### Prompt
Write out the listing below without alteration, omitting its pictures.

::: Records shown

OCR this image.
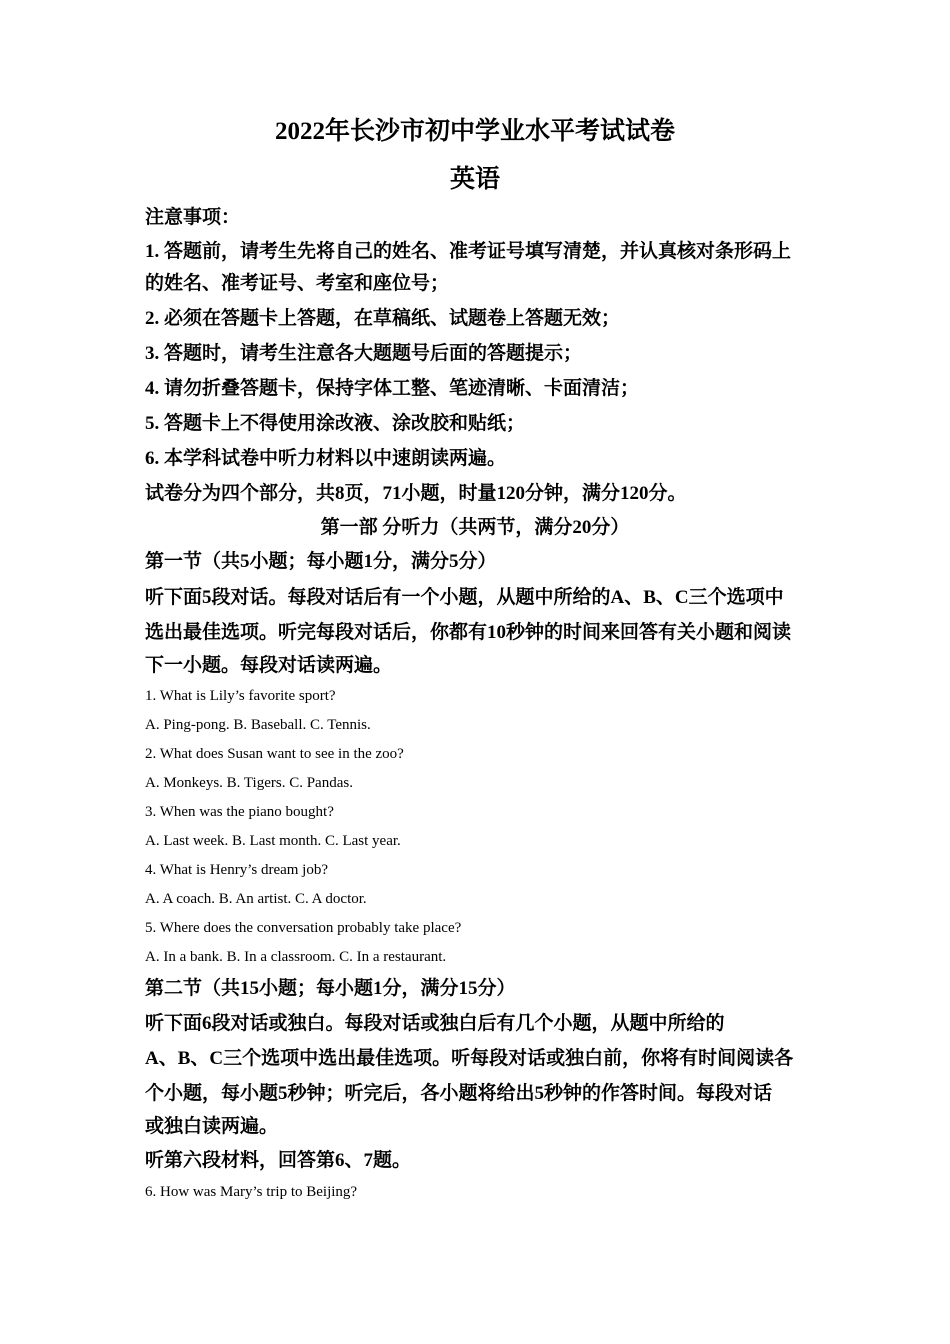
2022年长沙市初中学业水平考试试卷
英语
注意事项：
1. 答题前，请考生先将自己的姓名、准考证号填写清楚，并认真核对条形码上
的姓名、准考证号、考室和座位号；
2. 必须在答题卡上答题，在草稿纸、试题卷上答题无效；
3. 答题时，请考生注意各大题题号后面的答题提示；
4. 请勿折叠答题卡，保持字体工整、笔迹清晰、卡面清洁；
5. 答题卡上不得使用涂改液、涂改胶和贴纸；
6. 本学科试卷中听力材料以中速朗读两遍。
试卷分为四个部分，共8页，71小题，时量120分钟，满分120分。
第一部 分听力（共两节，满分20分）
第一节（共5小题；每小题1分，满分5分）
听下面5段对话。每段对话后有一个小题，从题中所给的A、B、C三个选项中
选出最佳选项。听完每段对话后，你都有10秒钟的时间来回答有关小题和阅读
下一小题。每段对话读两遍。
1. What is Lily’s favorite sport?
A. Ping-pong. B. Baseball. C. Tennis.
2. What does Susan want to see in the zoo?
A. Monkeys. B. Tigers. C. Pandas.
3. When was the piano bought?
A. Last week. B. Last month. C. Last year.
4. What is Henry’s dream job?
A. A coach. B. An artist. C. A doctor.
5. Where does the conversation probably take place?
A. In a bank. B. In a classroom. C. In a restaurant.
第二节（共15小题；每小题1分，满分15分）
听下面6段对话或独白。每段对话或独白后有几个小题，从题中所给的
A、B、C三个选项中选出最佳选项。听每段对话或独白前，你将有时间阅读各
个小题，每小题5秒钟；听完后，各小题将给出5秒钟的作答时间。每段对话
或独白读两遍。
听第六段材料，回答第6、7题。
6. How was Mary’s trip to Beijing?
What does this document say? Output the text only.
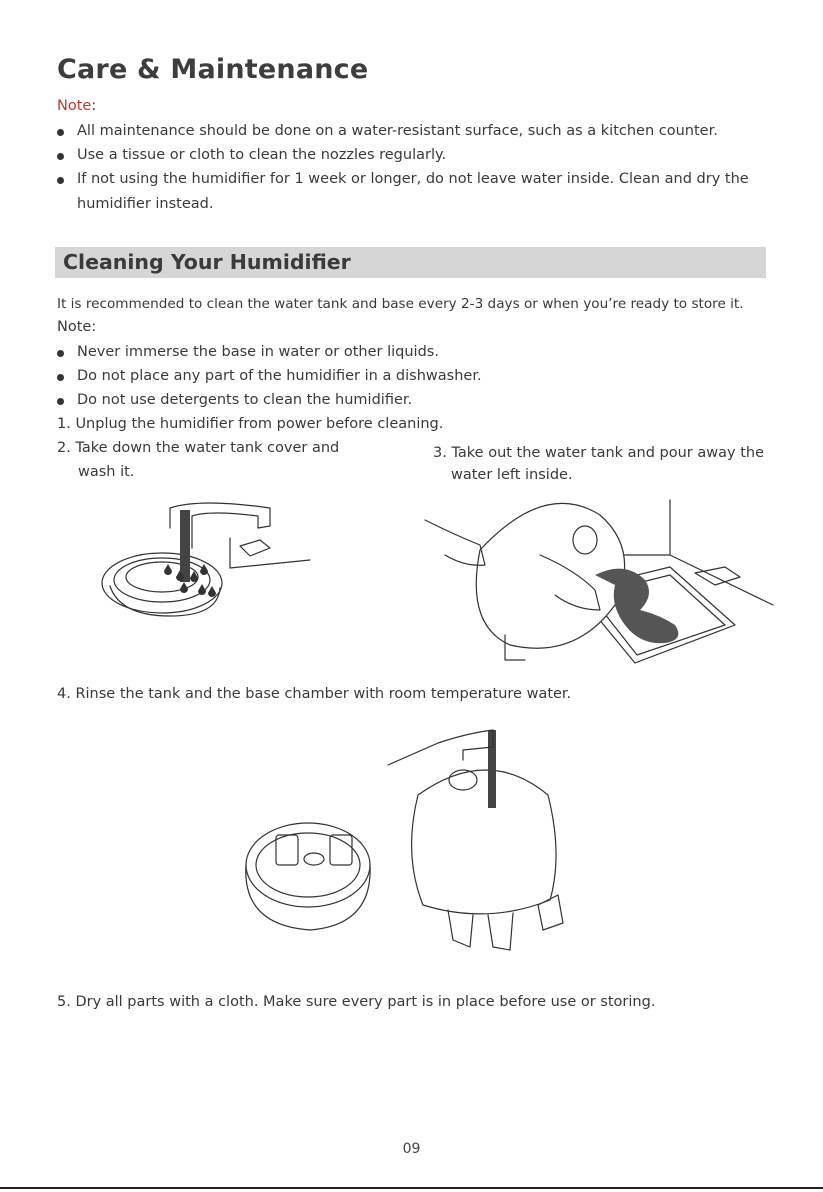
Care & Maintenance
Note:
All maintenance should be done on a water-resistant surface, such as a kitchen counter.
Use a tissue or cloth to clean the nozzles regularly.
If not using the humidifier for 1 week or longer, do not leave water inside. Clean and dry the
humidifier instead.
Cleaning Your Humidifier
It is recommended to clean the water tank and base every 2-3 days or when you’re ready to store it.
Note:
Never immerse the base in water or other liquids.
Do not place any part of the humidifier in a dishwasher.
Do not use detergents to clean the humidifier.
1. Unplug the humidifier from power before cleaning.
2. Take down the water tank cover and
wash it.
3. Take out the water tank and pour away the
water left inside.
4. Rinse the tank and the base chamber with room temperature water.
5. Dry all parts with a cloth. Make sure every part is in place before use or storing.
09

::::::

### The result
OCR this image.
2022年长沙市初中学业水平考试试卷
英语
注意事项：
1. 答题前，请考生先将自己的姓名、准考证号填写清楚，并认真核对条形码上
的姓名、准考证号、考室和座位号；
2. 必须在答题卡上答题，在草稿纸、试题卷上答题无效；
3. 答题时，请考生注意各大题题号后面的答题提示；
4. 请勿折叠答题卡，保持字体工整、笔迹清晰、卡面清洁；
5. 答题卡上不得使用涂改液、涂改胶和贴纸；
6. 本学科试卷中听力材料以中速朗读两遍。
试卷分为四个部分，共8页，71小题，时量120分钟，满分120分。
第一部 分听力（共两节，满分20分）
第一节（共5小题；每小题1分，满分5分）
听下面5段对话。每段对话后有一个小题，从题中所给的A、B、C三个选项中
选出最佳选项。听完每段对话后，你都有10秒钟的时间来回答有关小题和阅读
下一小题。每段对话读两遍。
1. What is Lily’s favorite sport?
A. Ping-pong. B. Baseball. C. Tennis.
2. What does Susan want to see in the zoo?
A. Monkeys. B. Tigers. C. Pandas.
3. When was the piano bought?
A. Last week. B. Last month. C. Last year.
4. What is Henry’s dream job?
A. A coach. B. An artist. C. A doctor.
5. Where does the conversation probably take place?
A. In a bank. B. In a classroom. C. In a restaurant.
第二节（共15小题；每小题1分，满分15分）
听下面6段对话或独白。每段对话或独白后有几个小题，从题中所给的
A、B、C三个选项中选出最佳选项。听每段对话或独白前，你将有时间阅读各
个小题，每小题5秒钟；听完后，各小题将给出5秒钟的作答时间。每段对话
或独白读两遍。
听第六段材料，回答第6、7题。
6. How was Mary’s trip to Beijing?
What does this document say? Output the text only.
Care & Maintenance
Note:
All maintenance should be done on a water-resistant surface, such as a kitchen counter.
Use a tissue or cloth to clean the nozzles regularly.
If not using the humidifier for 1 week or longer, do not leave water inside. Clean and dry the
humidifier instead.
Cleaning Your Humidifier
It is recommended to clean the water tank and base every 2-3 days or when you’re ready to store it.
Note:
Never immerse the base in water or other liquids.
Do not place any part of the humidifier in a dishwasher.
Do not use detergents to clean the humidifier.
1. Unplug the humidifier from power before cleaning.
2. Take down the water tank cover and
wash it.
3. Take out the water tank and pour away the
water left inside.
4. Rinse the tank and the base chamber with room temperature water.
5. Dry all parts with a cloth. Make sure every part is in place before use or storing.
09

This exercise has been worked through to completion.